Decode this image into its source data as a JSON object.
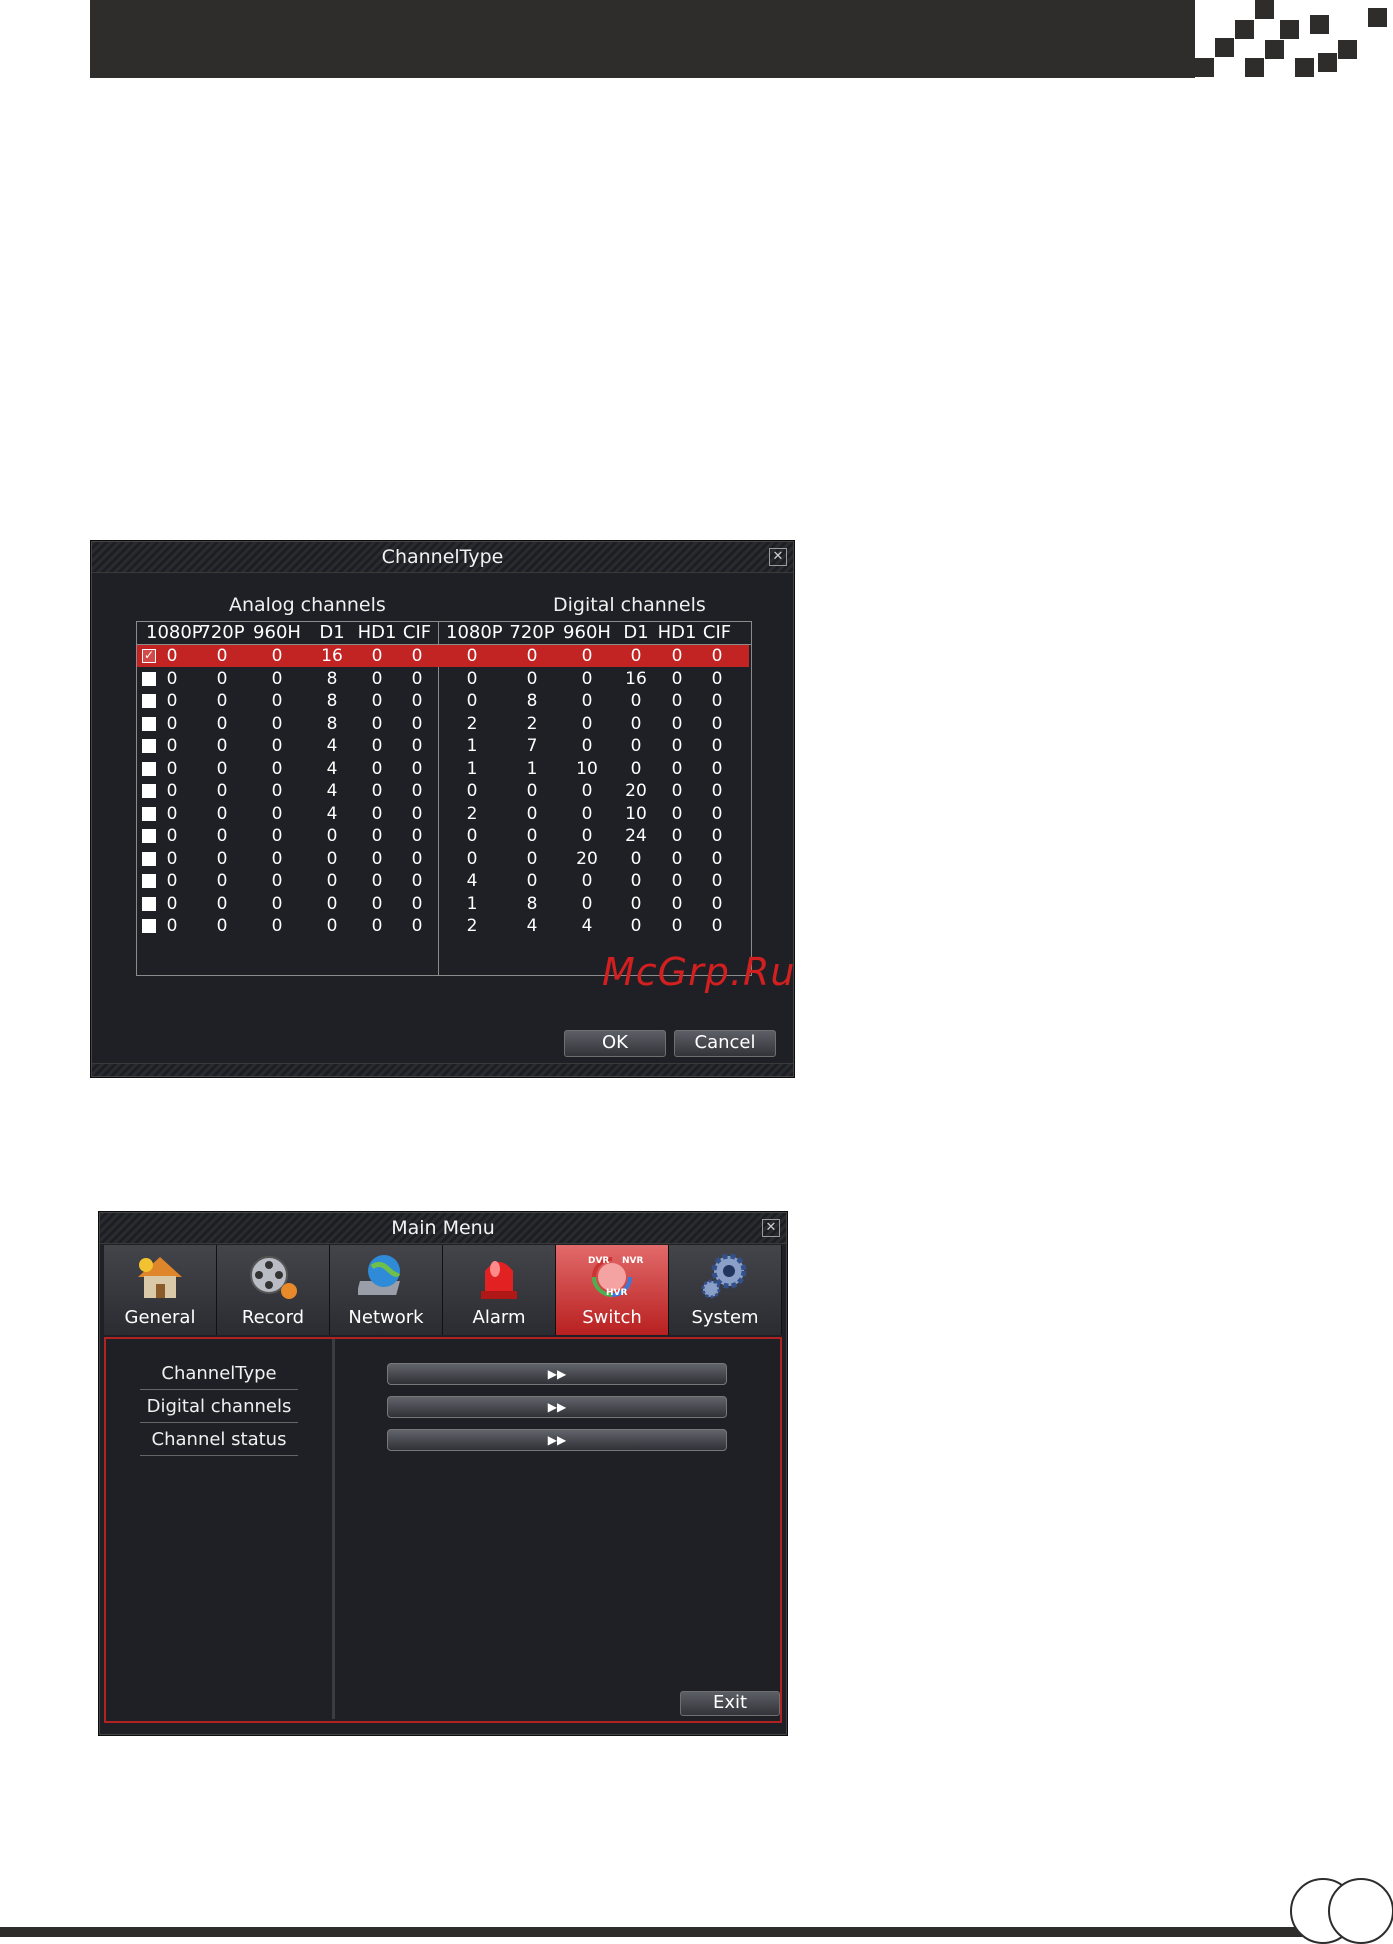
{
  "channel_type_window": {
    "title": "ChannelType",
    "analog_title": "Analog channels",
    "digital_title": "Digital channels",
    "analog_headers": [
      "1080P",
      "720P",
      "960H",
      "D1",
      "HD1",
      "CIF"
    ],
    "digital_headers": [
      "1080P",
      "720P",
      "960H",
      "D1",
      "HD1",
      "CIF"
    ],
    "selected_row": 0,
    "rows": [
      {
        "analog": [
          "0",
          "0",
          "0",
          "16",
          "0",
          "0"
        ],
        "digital": [
          "0",
          "0",
          "0",
          "0",
          "0",
          "0"
        ]
      },
      {
        "analog": [
          "0",
          "0",
          "0",
          "8",
          "0",
          "0"
        ],
        "digital": [
          "0",
          "0",
          "0",
          "16",
          "0",
          "0"
        ]
      },
      {
        "analog": [
          "0",
          "0",
          "0",
          "8",
          "0",
          "0"
        ],
        "digital": [
          "0",
          "8",
          "0",
          "0",
          "0",
          "0"
        ]
      },
      {
        "analog": [
          "0",
          "0",
          "0",
          "8",
          "0",
          "0"
        ],
        "digital": [
          "2",
          "2",
          "0",
          "0",
          "0",
          "0"
        ]
      },
      {
        "analog": [
          "0",
          "0",
          "0",
          "4",
          "0",
          "0"
        ],
        "digital": [
          "1",
          "7",
          "0",
          "0",
          "0",
          "0"
        ]
      },
      {
        "analog": [
          "0",
          "0",
          "0",
          "4",
          "0",
          "0"
        ],
        "digital": [
          "1",
          "1",
          "10",
          "0",
          "0",
          "0"
        ]
      },
      {
        "analog": [
          "0",
          "0",
          "0",
          "4",
          "0",
          "0"
        ],
        "digital": [
          "0",
          "0",
          "0",
          "20",
          "0",
          "0"
        ]
      },
      {
        "analog": [
          "0",
          "0",
          "0",
          "4",
          "0",
          "0"
        ],
        "digital": [
          "2",
          "0",
          "0",
          "10",
          "0",
          "0"
        ]
      },
      {
        "analog": [
          "0",
          "0",
          "0",
          "0",
          "0",
          "0"
        ],
        "digital": [
          "0",
          "0",
          "0",
          "24",
          "0",
          "0"
        ]
      },
      {
        "analog": [
          "0",
          "0",
          "0",
          "0",
          "0",
          "0"
        ],
        "digital": [
          "0",
          "0",
          "20",
          "0",
          "0",
          "0"
        ]
      },
      {
        "analog": [
          "0",
          "0",
          "0",
          "0",
          "0",
          "0"
        ],
        "digital": [
          "4",
          "0",
          "0",
          "0",
          "0",
          "0"
        ]
      },
      {
        "analog": [
          "0",
          "0",
          "0",
          "0",
          "0",
          "0"
        ],
        "digital": [
          "1",
          "8",
          "0",
          "0",
          "0",
          "0"
        ]
      },
      {
        "analog": [
          "0",
          "0",
          "0",
          "0",
          "0",
          "0"
        ],
        "digital": [
          "2",
          "4",
          "4",
          "0",
          "0",
          "0"
        ]
      }
    ],
    "ok_label": "OK",
    "cancel_label": "Cancel"
  },
  "main_menu_window": {
    "title": "Main Menu",
    "tabs": [
      {
        "label": "General",
        "icon": "house-icon"
      },
      {
        "label": "Record",
        "icon": "film-reel-icon"
      },
      {
        "label": "Network",
        "icon": "globe-laptop-icon"
      },
      {
        "label": "Alarm",
        "icon": "siren-icon"
      },
      {
        "label": "Switch",
        "icon": "dvr-nvr-hvr-switch-icon",
        "active": true,
        "icon_text": [
          "DVR",
          "NVR",
          "HVR"
        ]
      },
      {
        "label": "System",
        "icon": "gears-icon"
      }
    ],
    "side_items": [
      "ChannelType",
      "Digital channels",
      "Channel status"
    ],
    "arrow_glyph": "▶▶",
    "exit_label": "Exit"
  },
  "watermark": "McGrp.Ru",
  "colors": {
    "accent": "#c22424",
    "window_bg": "#1f2026",
    "page_dark": "#2e2d2c"
  }
}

Exercise goal = Copy every record above exactly as written, but leave out the pictures.

Task output =
Decode this image into its source data as a JSON object.
{
  "channel_type_window": {
    "title": "ChannelType",
    "analog_title": "Analog channels",
    "digital_title": "Digital channels",
    "analog_headers": [
      "1080P",
      "720P",
      "960H",
      "D1",
      "HD1",
      "CIF"
    ],
    "digital_headers": [
      "1080P",
      "720P",
      "960H",
      "D1",
      "HD1",
      "CIF"
    ],
    "selected_row": 0,
    "rows": [
      {
        "analog": [
          "0",
          "0",
          "0",
          "16",
          "0",
          "0"
        ],
        "digital": [
          "0",
          "0",
          "0",
          "0",
          "0",
          "0"
        ]
      },
      {
        "analog": [
          "0",
          "0",
          "0",
          "8",
          "0",
          "0"
        ],
        "digital": [
          "0",
          "0",
          "0",
          "16",
          "0",
          "0"
        ]
      },
      {
        "analog": [
          "0",
          "0",
          "0",
          "8",
          "0",
          "0"
        ],
        "digital": [
          "0",
          "8",
          "0",
          "0",
          "0",
          "0"
        ]
      },
      {
        "analog": [
          "0",
          "0",
          "0",
          "8",
          "0",
          "0"
        ],
        "digital": [
          "2",
          "2",
          "0",
          "0",
          "0",
          "0"
        ]
      },
      {
        "analog": [
          "0",
          "0",
          "0",
          "4",
          "0",
          "0"
        ],
        "digital": [
          "1",
          "7",
          "0",
          "0",
          "0",
          "0"
        ]
      },
      {
        "analog": [
          "0",
          "0",
          "0",
          "4",
          "0",
          "0"
        ],
        "digital": [
          "1",
          "1",
          "10",
          "0",
          "0",
          "0"
        ]
      },
      {
        "analog": [
          "0",
          "0",
          "0",
          "4",
          "0",
          "0"
        ],
        "digital": [
          "0",
          "0",
          "0",
          "20",
          "0",
          "0"
        ]
      },
      {
        "analog": [
          "0",
          "0",
          "0",
          "4",
          "0",
          "0"
        ],
        "digital": [
          "2",
          "0",
          "0",
          "10",
          "0",
          "0"
        ]
      },
      {
        "analog": [
          "0",
          "0",
          "0",
          "0",
          "0",
          "0"
        ],
        "digital": [
          "0",
          "0",
          "0",
          "24",
          "0",
          "0"
        ]
      },
      {
        "analog": [
          "0",
          "0",
          "0",
          "0",
          "0",
          "0"
        ],
        "digital": [
          "0",
          "0",
          "20",
          "0",
          "0",
          "0"
        ]
      },
      {
        "analog": [
          "0",
          "0",
          "0",
          "0",
          "0",
          "0"
        ],
        "digital": [
          "4",
          "0",
          "0",
          "0",
          "0",
          "0"
        ]
      },
      {
        "analog": [
          "0",
          "0",
          "0",
          "0",
          "0",
          "0"
        ],
        "digital": [
          "1",
          "8",
          "0",
          "0",
          "0",
          "0"
        ]
      },
      {
        "analog": [
          "0",
          "0",
          "0",
          "0",
          "0",
          "0"
        ],
        "digital": [
          "2",
          "4",
          "4",
          "0",
          "0",
          "0"
        ]
      }
    ],
    "ok_label": "OK",
    "cancel_label": "Cancel"
  },
  "main_menu_window": {
    "title": "Main Menu",
    "tabs": [
      {
        "label": "General",
        "icon": "house-icon"
      },
      {
        "label": "Record",
        "icon": "film-reel-icon"
      },
      {
        "label": "Network",
        "icon": "globe-laptop-icon"
      },
      {
        "label": "Alarm",
        "icon": "siren-icon"
      },
      {
        "label": "Switch",
        "icon": "dvr-nvr-hvr-switch-icon",
        "active": true,
        "icon_text": [
          "DVR",
          "NVR",
          "HVR"
        ]
      },
      {
        "label": "System",
        "icon": "gears-icon"
      }
    ],
    "side_items": [
      "ChannelType",
      "Digital channels",
      "Channel status"
    ],
    "arrow_glyph": "▶▶",
    "exit_label": "Exit"
  },
  "watermark": "McGrp.Ru",
  "colors": {
    "accent": "#c22424",
    "window_bg": "#1f2026",
    "page_dark": "#2e2d2c"
  }
}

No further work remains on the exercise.